— start —

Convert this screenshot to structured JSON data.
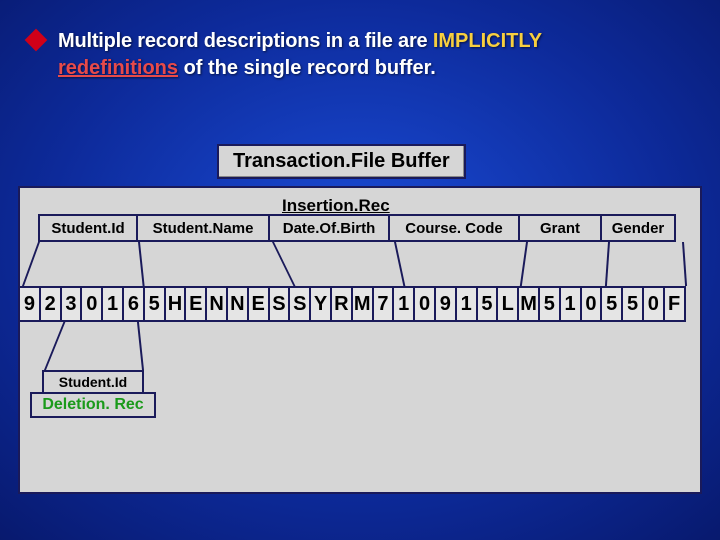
{
  "bullet": {
    "part1": "Multiple record descriptions in a file are ",
    "implicitly": "IMPLICITLY",
    "redef": "redefinitions",
    "part2": " of the single record buffer."
  },
  "title": "Transaction.File  Buffer",
  "insertionRec": {
    "heading": "Insertion.Rec",
    "fields": {
      "studentId": "Student.Id",
      "studentName": "Student.Name",
      "dob": "Date.Of.Birth",
      "courseCode": "Course. Code",
      "grant": "Grant",
      "gender": "Gender"
    }
  },
  "buffer": [
    "9",
    "2",
    "3",
    "0",
    "1",
    "6",
    "5",
    "H",
    "E",
    "N",
    "N",
    "E",
    "S",
    "S",
    "Y",
    "R",
    "M",
    "7",
    "1",
    "0",
    "9",
    "1",
    "5",
    "L",
    "M",
    "5",
    "1",
    "0",
    "5",
    "5",
    "0",
    "F"
  ],
  "deletionRec": {
    "field": "Student.Id",
    "heading": "Deletion. Rec"
  }
}
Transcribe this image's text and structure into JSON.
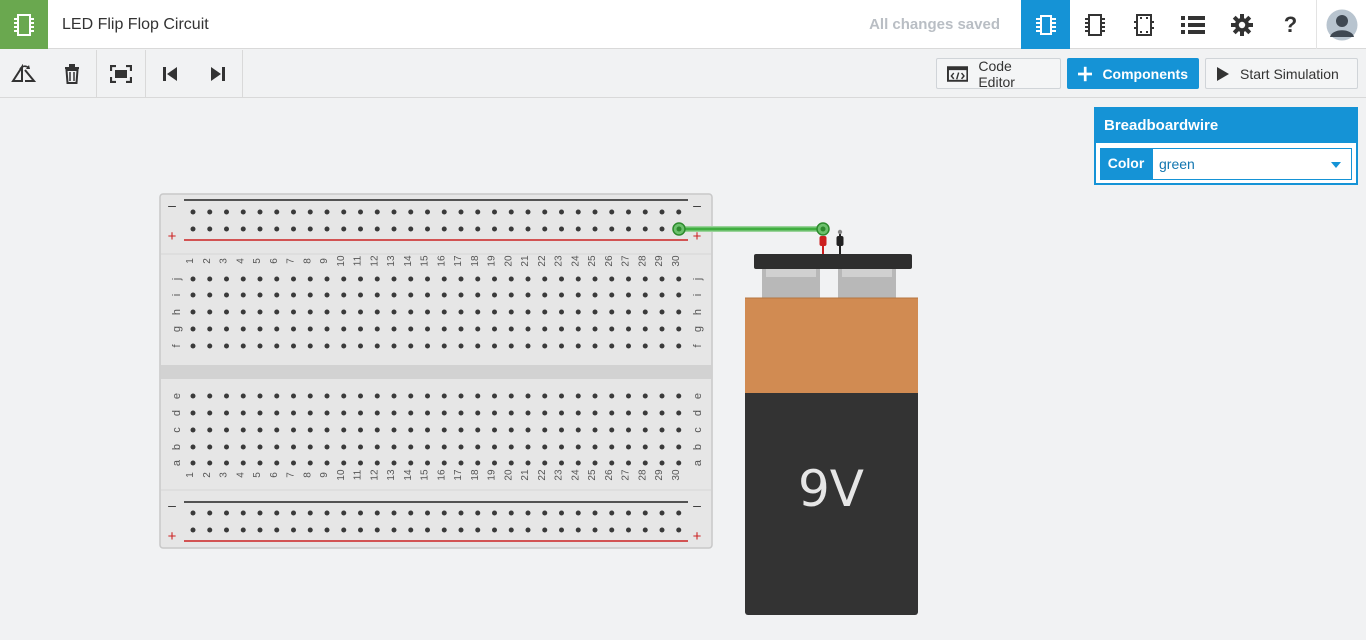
{
  "app": {
    "title": "LED Flip Flop Circuit",
    "save_status": "All changes saved",
    "accent_color": "#1593d6",
    "logo_color": "#6aa84f"
  },
  "topnav": {
    "icons": [
      "circuit-view-icon",
      "component-view-icon",
      "schematic-view-icon",
      "component-list-icon",
      "settings-icon",
      "help-icon"
    ],
    "help_glyph": "?",
    "active": "circuit-view-icon"
  },
  "toolbar": {
    "left_icons": [
      "rotate-icon",
      "delete-icon",
      "fit-view-icon",
      "step-back-icon",
      "step-forward-icon"
    ],
    "code_editor_label": "Code Editor",
    "components_label": "Components",
    "start_simulation_label": "Start Simulation"
  },
  "inspector": {
    "title": "Breadboardwire",
    "color_label": "Color",
    "color_value": "green"
  },
  "breadboard": {
    "columns": [
      "1",
      "2",
      "3",
      "4",
      "5",
      "6",
      "7",
      "8",
      "9",
      "10",
      "11",
      "12",
      "13",
      "14",
      "15",
      "16",
      "17",
      "18",
      "19",
      "20",
      "21",
      "22",
      "23",
      "24",
      "25",
      "26",
      "27",
      "28",
      "29",
      "30"
    ],
    "rows_top": [
      "j",
      "i",
      "h",
      "g",
      "f"
    ],
    "rows_bottom": [
      "e",
      "d",
      "c",
      "b",
      "a"
    ],
    "rail_minus": "–",
    "rail_plus": "+",
    "rail_plus_color": "#cc2222",
    "rail_minus_color": "#222222"
  },
  "battery": {
    "label": "9V",
    "top_color": "#d18b52",
    "body_color": "#333333"
  },
  "wire": {
    "color": "#3fae3f"
  }
}
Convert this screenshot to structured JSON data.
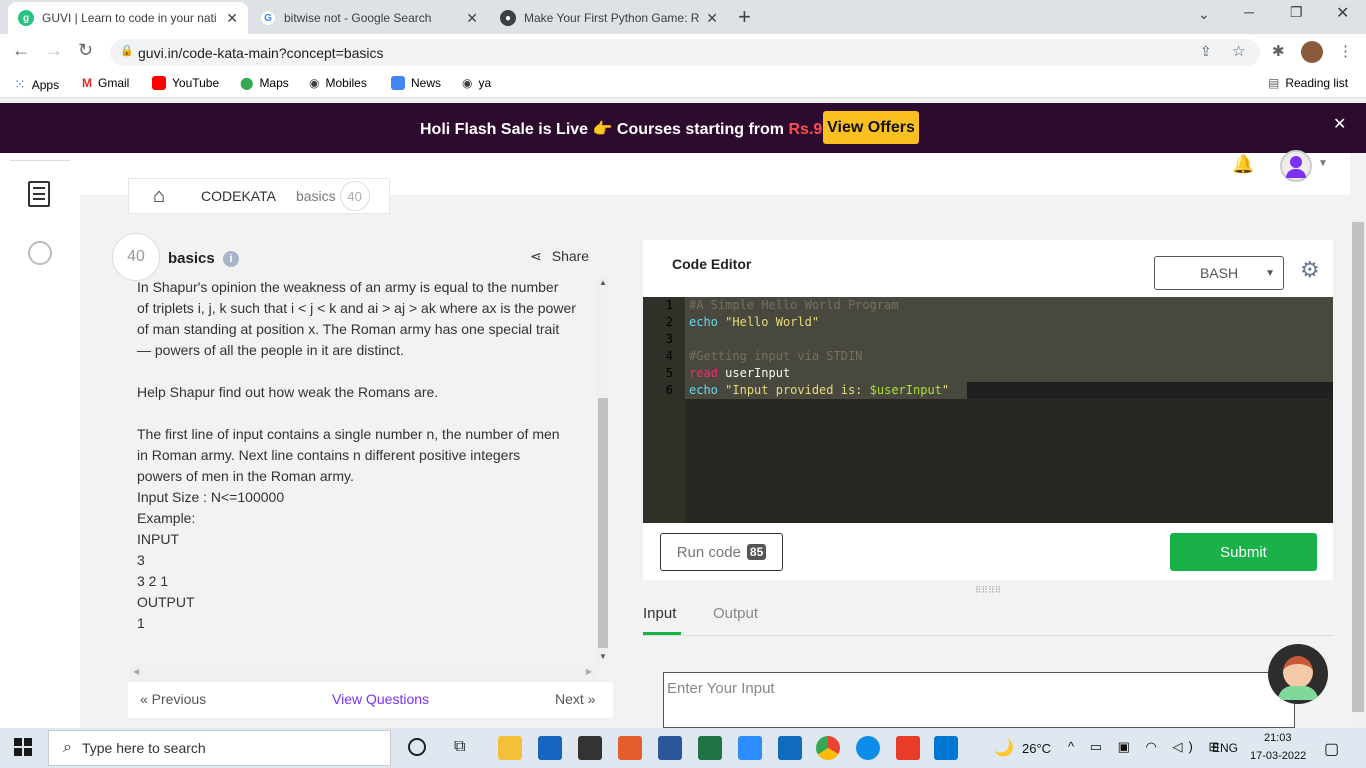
{
  "browser": {
    "tabs": [
      {
        "title": "GUVI | Learn to code in your nati",
        "close": "✕"
      },
      {
        "title": "bitwise not - Google Search",
        "close": "✕"
      },
      {
        "title": "Make Your First Python Game: Ro",
        "close": "✕"
      }
    ],
    "new_tab": "+",
    "url": "guvi.in/code-kata-main?concept=basics",
    "bookmarks": [
      "Apps",
      "Gmail",
      "YouTube",
      "Maps",
      "Mobiles",
      "News",
      "ya"
    ],
    "reading_list": "Reading list"
  },
  "banner": {
    "part1": "Holi Flash Sale is Live",
    "emoji": "👉",
    "part2": "Courses starting from",
    "price": "Rs.9",
    "button": "View Offers"
  },
  "breadcrumb": {
    "codekata": "CODEKATA",
    "basics": "basics",
    "count": "40"
  },
  "problem": {
    "points": "40",
    "title": "basics",
    "share": "Share",
    "text": "In Shapur's opinion the weakness of an army is equal to the number\nof triplets i, j, k such that i < j < k and ai > aj > ak where ax is the power\nof man standing at position x. The Roman army has one special trait\n— powers of all the people in it are distinct.\n\nHelp Shapur find out how weak the Romans are.\n\nThe first line of input contains a single number n, the number of men\nin Roman army. Next line contains n different positive integers\npowers of men in the Roman army.\nInput Size : N<=100000\nExample:\nINPUT\n3\n3 2 1\nOUTPUT\n1",
    "previous": "« Previous",
    "view_questions": "View Questions",
    "next": "Next »"
  },
  "editor": {
    "title": "Code Editor",
    "language": "BASH",
    "lines": [
      {
        "n": "1",
        "text": "#A Simple Hello World Program"
      },
      {
        "n": "2",
        "kw": "echo",
        "str": "\"Hello World\""
      },
      {
        "n": "3"
      },
      {
        "n": "4",
        "text": "#Getting input via STDIN"
      },
      {
        "n": "5",
        "kw": "read",
        "rest": "userInput"
      },
      {
        "n": "6",
        "kw": "echo",
        "str1": "\"Input provided is: ",
        "var": "$userInput",
        "str2": "\""
      }
    ],
    "run_code": "Run code",
    "run_count": "85",
    "submit": "Submit",
    "tab_input": "Input",
    "tab_output": "Output",
    "input_placeholder": "Enter Your Input"
  },
  "taskbar": {
    "search_placeholder": "Type here to search",
    "weather": "26°C",
    "lang": "ENG",
    "time": "21:03",
    "date": "17-03-2022"
  },
  "colors": {
    "banner_bg": "#2d0b2e",
    "offers_bg": "#f9c020",
    "submit_bg": "#1ab248",
    "accent_purple": "#7b2ff7"
  }
}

— end —

Aim
Extract each line from the entries above that contains the string "Student".

Answer to this problem
      "studentId": "Student.Id",
      "studentName": "Student.Name",
    "field": "Student.Id",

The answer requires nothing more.